:: Material provided ::

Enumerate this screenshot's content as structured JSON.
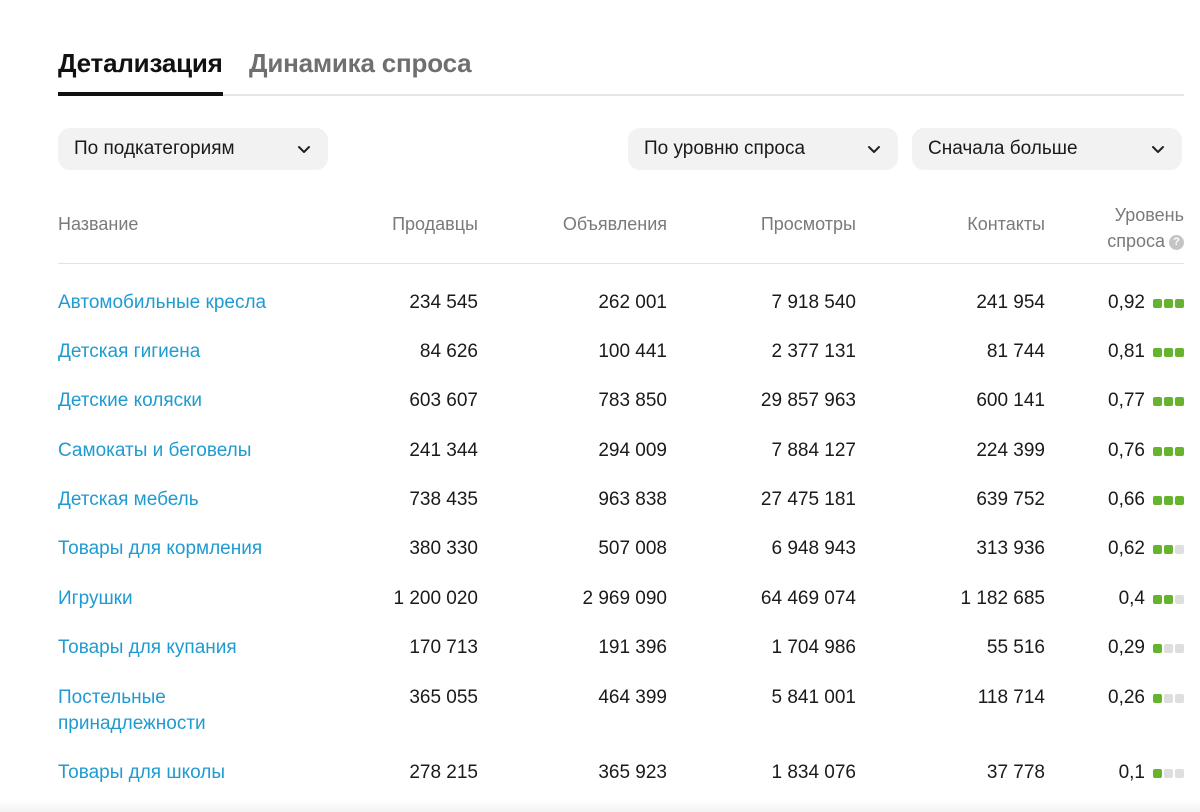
{
  "tabs": [
    {
      "label": "Детализация",
      "active": true
    },
    {
      "label": "Динамика спроса",
      "active": false
    }
  ],
  "filters": {
    "subcategory": "По подкатегориям",
    "demand": "По уровню спроса",
    "sort": "Сначала больше"
  },
  "columns": {
    "name": "Название",
    "sellers": "Продавцы",
    "ads": "Объявления",
    "views": "Просмотры",
    "contacts": "Контакты",
    "level_line1": "Уровень",
    "level_line2": "спроса"
  },
  "rows": [
    {
      "name": "Автомобильные кресла",
      "sellers": "234 545",
      "ads": "262 001",
      "views": "7 918 540",
      "contacts": "241 954",
      "level": "0,92",
      "bars": 3
    },
    {
      "name": "Детская гигиена",
      "sellers": "84 626",
      "ads": "100 441",
      "views": "2 377 131",
      "contacts": "81 744",
      "level": "0,81",
      "bars": 3
    },
    {
      "name": "Детские коляски",
      "sellers": "603 607",
      "ads": "783 850",
      "views": "29 857 963",
      "contacts": "600 141",
      "level": "0,77",
      "bars": 3
    },
    {
      "name": "Самокаты и беговелы",
      "sellers": "241 344",
      "ads": "294 009",
      "views": "7 884 127",
      "contacts": "224 399",
      "level": "0,76",
      "bars": 3
    },
    {
      "name": "Детская мебель",
      "sellers": "738 435",
      "ads": "963 838",
      "views": "27 475 181",
      "contacts": "639 752",
      "level": "0,66",
      "bars": 3
    },
    {
      "name": "Товары для кормления",
      "sellers": "380 330",
      "ads": "507 008",
      "views": "6 948 943",
      "contacts": "313 936",
      "level": "0,62",
      "bars": 2
    },
    {
      "name": "Игрушки",
      "sellers": "1 200 020",
      "ads": "2 969 090",
      "views": "64 469 074",
      "contacts": "1 182 685",
      "level": "0,4",
      "bars": 2
    },
    {
      "name": "Товары для купания",
      "sellers": "170 713",
      "ads": "191 396",
      "views": "1 704 986",
      "contacts": "55 516",
      "level": "0,29",
      "bars": 1
    },
    {
      "name": "Постельные принадлежности",
      "sellers": "365 055",
      "ads": "464 399",
      "views": "5 841 001",
      "contacts": "118 714",
      "level": "0,26",
      "bars": 1
    },
    {
      "name": "Товары для школы",
      "sellers": "278 215",
      "ads": "365 923",
      "views": "1 834 076",
      "contacts": "37 778",
      "level": "0,1",
      "bars": 1
    }
  ],
  "colors": {
    "link": "#1f9bd1",
    "bar_on": "#66b42e",
    "bar_off": "#dedede"
  }
}
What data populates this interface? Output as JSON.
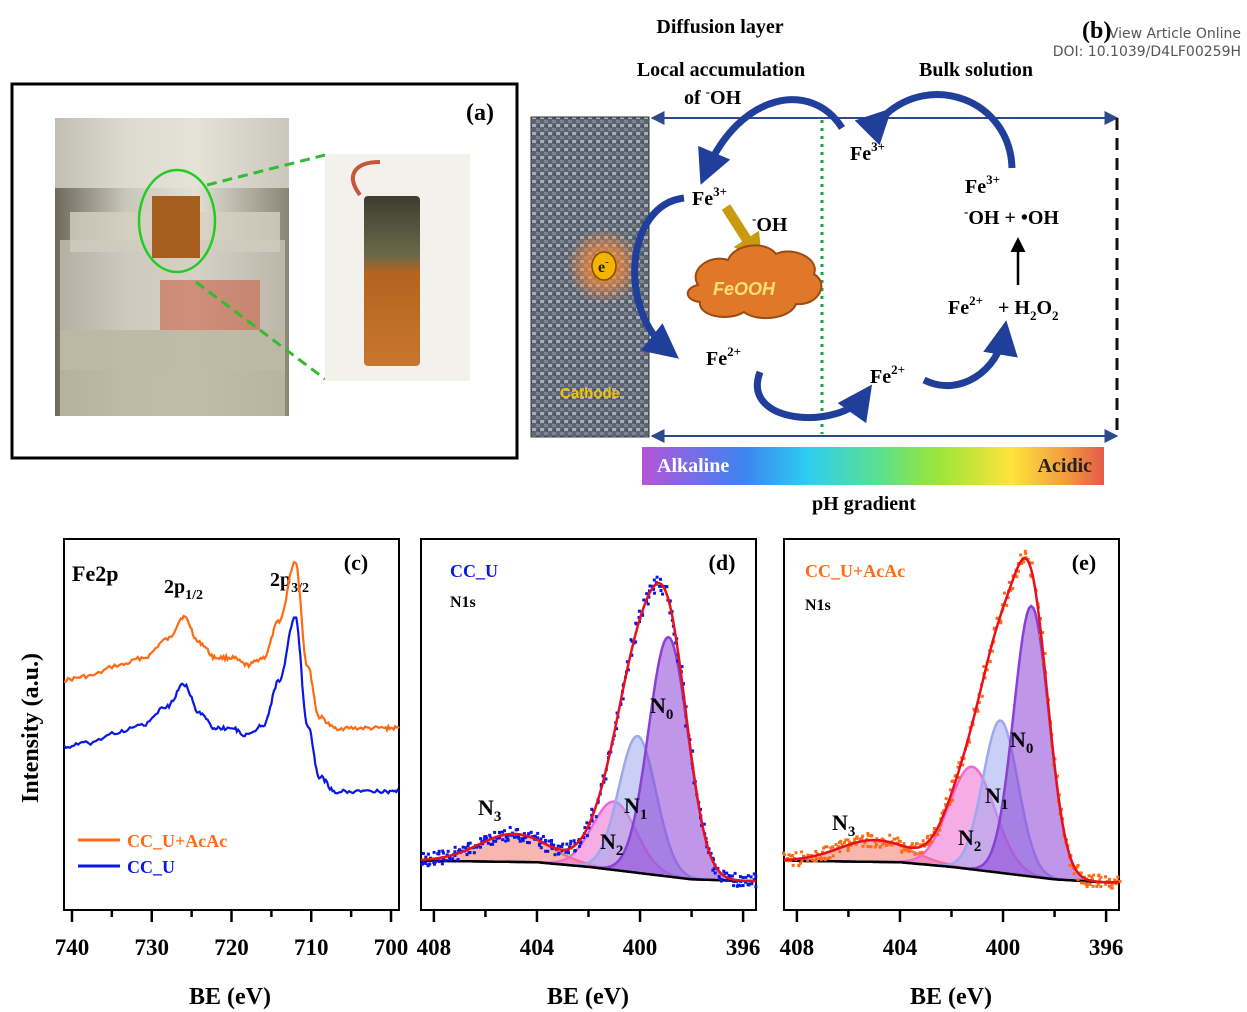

:::

**Problem to work on:**
Copy out the entries verbatim and leave the images out.

**Result below:**
Enumerate this screenshot's content as structured JSON.
{
  "tabs": [
    {
      "label": "Детализация",
      "active": true
    },
    {
      "label": "Динамика спроса",
      "active": false
    }
  ],
  "filters": {
    "subcategory": "По подкатегориям",
    "demand": "По уровню спроса",
    "sort": "Сначала больше"
  },
  "columns": {
    "name": "Название",
    "sellers": "Продавцы",
    "ads": "Объявления",
    "views": "Просмотры",
    "contacts": "Контакты",
    "level_line1": "Уровень",
    "level_line2": "спроса"
  },
  "rows": [
    {
      "name": "Автомобильные кресла",
      "sellers": "234 545",
      "ads": "262 001",
      "views": "7 918 540",
      "contacts": "241 954",
      "level": "0,92",
      "bars": 3
    },
    {
      "name": "Детская гигиена",
      "sellers": "84 626",
      "ads": "100 441",
      "views": "2 377 131",
      "contacts": "81 744",
      "level": "0,81",
      "bars": 3
    },
    {
      "name": "Детские коляски",
      "sellers": "603 607",
      "ads": "783 850",
      "views": "29 857 963",
      "contacts": "600 141",
      "level": "0,77",
      "bars": 3
    },
    {
      "name": "Самокаты и беговелы",
      "sellers": "241 344",
      "ads": "294 009",
      "views": "7 884 127",
      "contacts": "224 399",
      "level": "0,76",
      "bars": 3
    },
    {
      "name": "Детская мебель",
      "sellers": "738 435",
      "ads": "963 838",
      "views": "27 475 181",
      "contacts": "639 752",
      "level": "0,66",
      "bars": 3
    },
    {
      "name": "Товары для кормления",
      "sellers": "380 330",
      "ads": "507 008",
      "views": "6 948 943",
      "contacts": "313 936",
      "level": "0,62",
      "bars": 2
    },
    {
      "name": "Игрушки",
      "sellers": "1 200 020",
      "ads": "2 969 090",
      "views": "64 469 074",
      "contacts": "1 182 685",
      "level": "0,4",
      "bars": 2
    },
    {
      "name": "Товары для купания",
      "sellers": "170 713",
      "ads": "191 396",
      "views": "1 704 986",
      "contacts": "55 516",
      "level": "0,29",
      "bars": 1
    },
    {
      "name": "Постельные принадлежности",
      "sellers": "365 055",
      "ads": "464 399",
      "views": "5 841 001",
      "contacts": "118 714",
      "level": "0,26",
      "bars": 1
    },
    {
      "name": "Товары для школы",
      "sellers": "278 215",
      "ads": "365 923",
      "views": "1 834 076",
      "contacts": "37 778",
      "level": "0,1",
      "bars": 1
    }
  ],
  "colors": {
    "link": "#1f9bd1",
    "bar_on": "#66b42e",
    "bar_off": "#dedede"
  }
}
What data populates this interface? Output as JSON.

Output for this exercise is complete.